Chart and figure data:
++++++

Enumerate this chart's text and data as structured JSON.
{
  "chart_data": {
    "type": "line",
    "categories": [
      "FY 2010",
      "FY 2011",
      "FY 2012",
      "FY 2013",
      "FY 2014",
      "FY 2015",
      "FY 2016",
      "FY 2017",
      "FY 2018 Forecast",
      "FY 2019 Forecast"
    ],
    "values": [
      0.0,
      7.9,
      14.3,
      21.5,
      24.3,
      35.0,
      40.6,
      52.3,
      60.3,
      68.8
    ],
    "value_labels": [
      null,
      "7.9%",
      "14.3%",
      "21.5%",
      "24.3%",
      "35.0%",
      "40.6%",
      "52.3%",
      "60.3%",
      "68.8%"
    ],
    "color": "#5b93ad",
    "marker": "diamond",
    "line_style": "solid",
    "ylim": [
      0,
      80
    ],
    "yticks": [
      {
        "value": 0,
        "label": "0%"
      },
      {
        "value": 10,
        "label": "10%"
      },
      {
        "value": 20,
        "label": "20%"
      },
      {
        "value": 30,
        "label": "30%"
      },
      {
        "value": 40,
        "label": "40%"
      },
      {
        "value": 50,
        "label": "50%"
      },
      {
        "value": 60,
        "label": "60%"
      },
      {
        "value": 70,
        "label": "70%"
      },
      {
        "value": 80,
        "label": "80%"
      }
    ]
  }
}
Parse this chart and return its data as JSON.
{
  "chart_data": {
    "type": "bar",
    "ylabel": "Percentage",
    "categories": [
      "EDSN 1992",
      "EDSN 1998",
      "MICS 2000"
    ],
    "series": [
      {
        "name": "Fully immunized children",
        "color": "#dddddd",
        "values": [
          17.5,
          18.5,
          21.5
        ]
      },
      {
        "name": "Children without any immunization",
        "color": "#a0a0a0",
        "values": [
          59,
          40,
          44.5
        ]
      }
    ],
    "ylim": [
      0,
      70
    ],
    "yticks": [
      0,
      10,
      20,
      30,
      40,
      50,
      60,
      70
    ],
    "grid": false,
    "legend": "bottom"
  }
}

++++++

Work to do:
List all lines where "JSON" occurs.

Task response:
Enumerate this chart's text and data as structured JSON.
Parse this chart and return its data as JSON.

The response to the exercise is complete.